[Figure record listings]

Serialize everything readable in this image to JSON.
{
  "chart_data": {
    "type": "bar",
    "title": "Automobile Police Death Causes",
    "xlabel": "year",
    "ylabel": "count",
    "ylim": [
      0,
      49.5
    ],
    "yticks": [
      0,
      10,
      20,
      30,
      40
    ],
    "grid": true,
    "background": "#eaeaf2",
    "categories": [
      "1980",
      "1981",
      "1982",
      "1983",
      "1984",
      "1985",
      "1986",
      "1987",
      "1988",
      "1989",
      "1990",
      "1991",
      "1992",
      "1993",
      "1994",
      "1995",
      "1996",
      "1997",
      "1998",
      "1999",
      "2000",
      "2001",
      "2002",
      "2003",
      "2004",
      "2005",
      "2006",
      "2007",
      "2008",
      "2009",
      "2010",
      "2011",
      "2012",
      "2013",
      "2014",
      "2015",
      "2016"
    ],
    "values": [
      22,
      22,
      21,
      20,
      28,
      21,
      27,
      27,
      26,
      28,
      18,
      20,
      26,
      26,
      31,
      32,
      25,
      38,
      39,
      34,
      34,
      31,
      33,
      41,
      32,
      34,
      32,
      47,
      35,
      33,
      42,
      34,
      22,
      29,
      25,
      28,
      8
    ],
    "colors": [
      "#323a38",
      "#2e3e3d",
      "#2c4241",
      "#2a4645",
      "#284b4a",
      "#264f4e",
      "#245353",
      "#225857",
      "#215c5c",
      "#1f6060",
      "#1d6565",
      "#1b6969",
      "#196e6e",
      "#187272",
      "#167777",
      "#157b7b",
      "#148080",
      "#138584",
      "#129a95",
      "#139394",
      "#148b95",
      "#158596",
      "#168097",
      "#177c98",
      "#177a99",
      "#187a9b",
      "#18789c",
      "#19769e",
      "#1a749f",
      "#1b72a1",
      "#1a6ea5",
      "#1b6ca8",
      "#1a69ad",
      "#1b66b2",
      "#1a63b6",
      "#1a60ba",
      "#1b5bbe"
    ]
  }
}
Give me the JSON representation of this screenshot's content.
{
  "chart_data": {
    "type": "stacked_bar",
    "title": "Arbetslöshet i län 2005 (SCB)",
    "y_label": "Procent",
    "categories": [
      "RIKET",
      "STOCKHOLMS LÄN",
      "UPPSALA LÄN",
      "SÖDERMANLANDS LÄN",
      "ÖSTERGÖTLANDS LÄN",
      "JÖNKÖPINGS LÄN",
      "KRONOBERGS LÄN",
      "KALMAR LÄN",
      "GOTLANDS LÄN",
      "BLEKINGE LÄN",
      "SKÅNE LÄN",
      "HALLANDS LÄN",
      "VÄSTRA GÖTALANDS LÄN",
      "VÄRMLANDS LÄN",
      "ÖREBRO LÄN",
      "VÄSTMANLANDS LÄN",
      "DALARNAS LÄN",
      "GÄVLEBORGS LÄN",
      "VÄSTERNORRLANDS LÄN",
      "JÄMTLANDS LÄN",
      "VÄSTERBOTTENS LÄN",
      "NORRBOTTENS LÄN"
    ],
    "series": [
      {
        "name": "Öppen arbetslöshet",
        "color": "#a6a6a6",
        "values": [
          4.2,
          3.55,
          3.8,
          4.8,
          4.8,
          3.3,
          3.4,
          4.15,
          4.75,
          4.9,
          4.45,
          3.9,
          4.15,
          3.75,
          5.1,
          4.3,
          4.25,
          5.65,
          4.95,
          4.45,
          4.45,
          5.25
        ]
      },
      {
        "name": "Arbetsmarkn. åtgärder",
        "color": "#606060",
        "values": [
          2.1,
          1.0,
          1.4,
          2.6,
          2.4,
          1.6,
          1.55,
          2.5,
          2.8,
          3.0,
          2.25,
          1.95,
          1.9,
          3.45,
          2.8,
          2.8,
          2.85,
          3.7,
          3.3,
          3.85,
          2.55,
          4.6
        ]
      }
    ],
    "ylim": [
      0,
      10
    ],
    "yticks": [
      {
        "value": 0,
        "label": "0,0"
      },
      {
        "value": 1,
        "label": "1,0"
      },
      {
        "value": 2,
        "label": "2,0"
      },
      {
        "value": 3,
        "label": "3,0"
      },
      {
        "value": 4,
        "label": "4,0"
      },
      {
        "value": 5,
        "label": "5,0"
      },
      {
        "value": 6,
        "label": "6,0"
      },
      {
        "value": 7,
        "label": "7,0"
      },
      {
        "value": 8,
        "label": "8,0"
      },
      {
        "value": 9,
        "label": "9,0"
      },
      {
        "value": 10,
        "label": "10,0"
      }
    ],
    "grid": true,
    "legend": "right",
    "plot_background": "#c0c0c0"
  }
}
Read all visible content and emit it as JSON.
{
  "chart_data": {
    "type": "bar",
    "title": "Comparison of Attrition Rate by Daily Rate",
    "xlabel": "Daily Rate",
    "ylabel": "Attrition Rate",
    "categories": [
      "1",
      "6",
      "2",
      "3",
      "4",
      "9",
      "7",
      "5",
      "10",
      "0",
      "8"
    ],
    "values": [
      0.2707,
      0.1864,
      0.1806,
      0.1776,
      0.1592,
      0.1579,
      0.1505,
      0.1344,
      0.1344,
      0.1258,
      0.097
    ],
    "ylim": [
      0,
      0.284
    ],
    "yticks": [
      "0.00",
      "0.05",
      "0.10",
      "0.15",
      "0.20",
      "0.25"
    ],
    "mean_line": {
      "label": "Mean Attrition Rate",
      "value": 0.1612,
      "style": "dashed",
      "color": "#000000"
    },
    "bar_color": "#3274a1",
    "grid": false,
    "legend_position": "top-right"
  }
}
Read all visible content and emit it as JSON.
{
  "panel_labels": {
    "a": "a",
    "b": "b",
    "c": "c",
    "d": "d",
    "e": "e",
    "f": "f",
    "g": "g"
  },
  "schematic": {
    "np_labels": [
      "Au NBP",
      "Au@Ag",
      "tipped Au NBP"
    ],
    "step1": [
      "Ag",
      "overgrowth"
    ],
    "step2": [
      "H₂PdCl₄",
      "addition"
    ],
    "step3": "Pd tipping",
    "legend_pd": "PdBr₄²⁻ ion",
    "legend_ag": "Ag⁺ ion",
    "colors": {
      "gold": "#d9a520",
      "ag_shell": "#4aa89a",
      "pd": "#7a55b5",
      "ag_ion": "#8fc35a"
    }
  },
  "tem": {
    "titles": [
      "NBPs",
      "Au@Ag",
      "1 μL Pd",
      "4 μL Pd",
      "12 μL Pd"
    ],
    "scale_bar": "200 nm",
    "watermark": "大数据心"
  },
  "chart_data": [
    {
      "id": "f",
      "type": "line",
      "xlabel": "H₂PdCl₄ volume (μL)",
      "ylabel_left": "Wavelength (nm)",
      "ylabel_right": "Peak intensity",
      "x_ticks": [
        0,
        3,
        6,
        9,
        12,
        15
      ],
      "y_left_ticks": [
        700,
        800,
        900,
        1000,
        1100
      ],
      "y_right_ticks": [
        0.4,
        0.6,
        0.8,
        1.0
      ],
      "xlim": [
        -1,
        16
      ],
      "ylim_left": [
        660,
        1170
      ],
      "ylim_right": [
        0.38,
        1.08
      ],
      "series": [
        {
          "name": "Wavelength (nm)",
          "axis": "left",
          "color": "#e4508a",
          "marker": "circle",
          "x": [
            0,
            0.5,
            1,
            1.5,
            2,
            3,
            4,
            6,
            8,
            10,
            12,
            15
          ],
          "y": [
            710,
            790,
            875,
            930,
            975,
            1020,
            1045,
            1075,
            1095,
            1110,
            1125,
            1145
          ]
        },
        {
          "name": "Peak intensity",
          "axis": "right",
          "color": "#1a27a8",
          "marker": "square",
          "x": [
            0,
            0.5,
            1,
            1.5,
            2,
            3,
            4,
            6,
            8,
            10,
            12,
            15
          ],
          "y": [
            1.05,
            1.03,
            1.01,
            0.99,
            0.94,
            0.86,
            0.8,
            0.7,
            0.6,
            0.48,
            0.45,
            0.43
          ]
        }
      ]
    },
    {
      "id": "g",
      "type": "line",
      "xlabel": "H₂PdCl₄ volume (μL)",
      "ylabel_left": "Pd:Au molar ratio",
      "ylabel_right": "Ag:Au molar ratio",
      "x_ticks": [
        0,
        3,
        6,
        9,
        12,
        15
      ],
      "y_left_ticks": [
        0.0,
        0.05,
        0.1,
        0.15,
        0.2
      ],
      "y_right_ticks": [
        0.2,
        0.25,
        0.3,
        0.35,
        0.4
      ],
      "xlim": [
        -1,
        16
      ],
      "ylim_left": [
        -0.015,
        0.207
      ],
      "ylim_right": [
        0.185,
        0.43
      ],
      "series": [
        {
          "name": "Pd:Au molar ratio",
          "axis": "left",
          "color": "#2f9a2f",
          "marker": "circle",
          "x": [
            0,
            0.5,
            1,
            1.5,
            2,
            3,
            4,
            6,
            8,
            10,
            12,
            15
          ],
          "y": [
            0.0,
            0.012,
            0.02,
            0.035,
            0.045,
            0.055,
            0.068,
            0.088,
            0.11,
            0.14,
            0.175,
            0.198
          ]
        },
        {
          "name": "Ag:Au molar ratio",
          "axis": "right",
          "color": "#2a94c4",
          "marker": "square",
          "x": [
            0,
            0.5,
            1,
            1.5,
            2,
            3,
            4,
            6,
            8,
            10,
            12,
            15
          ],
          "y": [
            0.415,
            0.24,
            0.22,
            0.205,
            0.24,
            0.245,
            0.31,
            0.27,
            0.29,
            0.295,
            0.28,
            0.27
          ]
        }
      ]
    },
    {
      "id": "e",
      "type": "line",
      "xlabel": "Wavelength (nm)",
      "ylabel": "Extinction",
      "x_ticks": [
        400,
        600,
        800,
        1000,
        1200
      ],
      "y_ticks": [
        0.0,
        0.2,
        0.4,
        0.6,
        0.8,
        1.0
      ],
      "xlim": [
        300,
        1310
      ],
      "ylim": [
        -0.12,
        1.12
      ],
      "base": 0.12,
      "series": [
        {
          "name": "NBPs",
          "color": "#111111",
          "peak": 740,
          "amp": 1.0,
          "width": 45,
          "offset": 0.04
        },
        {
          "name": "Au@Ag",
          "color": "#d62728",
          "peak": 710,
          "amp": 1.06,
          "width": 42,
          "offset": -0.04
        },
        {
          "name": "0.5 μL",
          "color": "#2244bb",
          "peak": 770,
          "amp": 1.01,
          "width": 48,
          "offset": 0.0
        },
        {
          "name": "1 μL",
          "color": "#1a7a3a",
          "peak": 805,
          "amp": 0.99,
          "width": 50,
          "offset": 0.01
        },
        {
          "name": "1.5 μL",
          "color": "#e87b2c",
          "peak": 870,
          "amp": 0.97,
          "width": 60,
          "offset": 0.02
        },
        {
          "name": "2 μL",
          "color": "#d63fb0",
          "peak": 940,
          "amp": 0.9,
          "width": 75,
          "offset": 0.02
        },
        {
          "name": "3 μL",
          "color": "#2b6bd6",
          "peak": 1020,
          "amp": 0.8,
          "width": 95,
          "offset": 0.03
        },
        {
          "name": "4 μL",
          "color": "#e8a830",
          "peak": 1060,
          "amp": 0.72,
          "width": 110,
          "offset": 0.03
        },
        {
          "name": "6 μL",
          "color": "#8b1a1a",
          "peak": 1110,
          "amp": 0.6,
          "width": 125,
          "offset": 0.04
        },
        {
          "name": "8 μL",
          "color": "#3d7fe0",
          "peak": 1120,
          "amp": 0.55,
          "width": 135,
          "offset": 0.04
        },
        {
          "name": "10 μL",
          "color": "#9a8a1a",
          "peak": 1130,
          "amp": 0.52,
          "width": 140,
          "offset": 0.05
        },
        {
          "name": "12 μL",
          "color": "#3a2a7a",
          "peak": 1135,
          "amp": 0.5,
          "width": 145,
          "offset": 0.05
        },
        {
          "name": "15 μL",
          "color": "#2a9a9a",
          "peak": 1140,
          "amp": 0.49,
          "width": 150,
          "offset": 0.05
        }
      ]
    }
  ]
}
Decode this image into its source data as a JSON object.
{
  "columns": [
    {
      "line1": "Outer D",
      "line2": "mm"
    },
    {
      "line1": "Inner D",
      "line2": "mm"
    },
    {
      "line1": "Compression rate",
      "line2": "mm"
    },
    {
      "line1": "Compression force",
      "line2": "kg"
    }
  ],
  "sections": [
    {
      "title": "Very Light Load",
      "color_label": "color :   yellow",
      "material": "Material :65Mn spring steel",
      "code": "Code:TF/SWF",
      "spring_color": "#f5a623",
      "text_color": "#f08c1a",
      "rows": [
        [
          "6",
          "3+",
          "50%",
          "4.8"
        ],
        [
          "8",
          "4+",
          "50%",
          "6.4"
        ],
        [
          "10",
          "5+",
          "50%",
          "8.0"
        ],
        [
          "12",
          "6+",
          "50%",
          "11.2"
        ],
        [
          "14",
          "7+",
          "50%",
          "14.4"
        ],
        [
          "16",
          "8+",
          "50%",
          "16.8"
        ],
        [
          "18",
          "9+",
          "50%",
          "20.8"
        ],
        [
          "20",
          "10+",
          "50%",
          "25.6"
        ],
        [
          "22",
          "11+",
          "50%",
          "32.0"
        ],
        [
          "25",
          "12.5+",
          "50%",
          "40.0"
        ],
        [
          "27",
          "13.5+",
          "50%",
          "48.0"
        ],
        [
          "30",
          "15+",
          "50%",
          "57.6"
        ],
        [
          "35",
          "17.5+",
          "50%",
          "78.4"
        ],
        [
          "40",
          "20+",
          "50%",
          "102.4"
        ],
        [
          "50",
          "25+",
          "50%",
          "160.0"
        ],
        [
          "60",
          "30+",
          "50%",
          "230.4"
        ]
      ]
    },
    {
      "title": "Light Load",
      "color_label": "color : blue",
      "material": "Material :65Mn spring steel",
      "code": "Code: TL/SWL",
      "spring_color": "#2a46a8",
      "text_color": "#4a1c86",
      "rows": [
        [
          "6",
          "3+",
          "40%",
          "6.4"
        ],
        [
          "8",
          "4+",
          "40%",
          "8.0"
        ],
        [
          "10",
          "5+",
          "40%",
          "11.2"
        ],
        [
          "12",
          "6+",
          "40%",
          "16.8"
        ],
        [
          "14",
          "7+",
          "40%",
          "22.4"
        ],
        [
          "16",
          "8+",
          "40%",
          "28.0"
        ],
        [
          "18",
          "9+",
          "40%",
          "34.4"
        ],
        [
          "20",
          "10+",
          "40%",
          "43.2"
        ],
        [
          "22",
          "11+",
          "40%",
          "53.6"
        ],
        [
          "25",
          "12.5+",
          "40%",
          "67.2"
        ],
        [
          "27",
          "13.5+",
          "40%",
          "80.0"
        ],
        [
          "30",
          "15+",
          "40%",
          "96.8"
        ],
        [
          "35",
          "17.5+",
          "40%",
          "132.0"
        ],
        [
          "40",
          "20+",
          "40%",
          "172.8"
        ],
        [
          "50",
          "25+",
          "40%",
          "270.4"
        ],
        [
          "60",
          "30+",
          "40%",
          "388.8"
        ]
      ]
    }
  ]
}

EXERCISE: Out of the preceding entries, pull every line containing the string "molar".

RESPONSE FOR THIS EXERCISE:
      "ylabel_left": "Pd:Au molar ratio",
      "ylabel_right": "Ag:Au molar ratio",
          "name": "Pd:Au molar ratio",
          "name": "Ag:Au molar ratio",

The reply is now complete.